---- DATASET ROWS

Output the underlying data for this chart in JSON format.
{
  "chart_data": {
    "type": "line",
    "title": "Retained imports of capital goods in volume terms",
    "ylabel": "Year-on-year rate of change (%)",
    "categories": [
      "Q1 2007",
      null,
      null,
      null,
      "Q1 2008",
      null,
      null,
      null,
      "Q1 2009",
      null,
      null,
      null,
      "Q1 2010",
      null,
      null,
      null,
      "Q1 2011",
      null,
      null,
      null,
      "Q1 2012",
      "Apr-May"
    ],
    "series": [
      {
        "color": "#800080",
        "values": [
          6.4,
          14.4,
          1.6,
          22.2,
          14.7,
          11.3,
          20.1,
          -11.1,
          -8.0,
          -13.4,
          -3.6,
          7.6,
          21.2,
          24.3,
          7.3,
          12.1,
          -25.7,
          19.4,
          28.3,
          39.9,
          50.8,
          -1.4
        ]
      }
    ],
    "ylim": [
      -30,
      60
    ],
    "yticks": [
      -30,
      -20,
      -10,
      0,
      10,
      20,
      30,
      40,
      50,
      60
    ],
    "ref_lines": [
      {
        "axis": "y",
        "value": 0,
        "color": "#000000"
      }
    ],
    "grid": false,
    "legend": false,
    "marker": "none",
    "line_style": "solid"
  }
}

--------

#### DIRECTIVE:
Retype every record above exactly as written.

#### SOLUTION:
Output the underlying data for this chart in JSON format.
{
  "chart_data": {
    "type": "line",
    "title": "Retained imports of capital goods in volume terms",
    "ylabel": "Year-on-year rate of change (%)",
    "categories": [
      "Q1 2007",
      null,
      null,
      null,
      "Q1 2008",
      null,
      null,
      null,
      "Q1 2009",
      null,
      null,
      null,
      "Q1 2010",
      null,
      null,
      null,
      "Q1 2011",
      null,
      null,
      null,
      "Q1 2012",
      "Apr-May"
    ],
    "series": [
      {
        "color": "#800080",
        "values": [
          6.4,
          14.4,
          1.6,
          22.2,
          14.7,
          11.3,
          20.1,
          -11.1,
          -8.0,
          -13.4,
          -3.6,
          7.6,
          21.2,
          24.3,
          7.3,
          12.1,
          -25.7,
          19.4,
          28.3,
          39.9,
          50.8,
          -1.4
        ]
      }
    ],
    "ylim": [
      -30,
      60
    ],
    "yticks": [
      -30,
      -20,
      -10,
      0,
      10,
      20,
      30,
      40,
      50,
      60
    ],
    "ref_lines": [
      {
        "axis": "y",
        "value": 0,
        "color": "#000000"
      }
    ],
    "grid": false,
    "legend": false,
    "marker": "none",
    "line_style": "solid"
  }
}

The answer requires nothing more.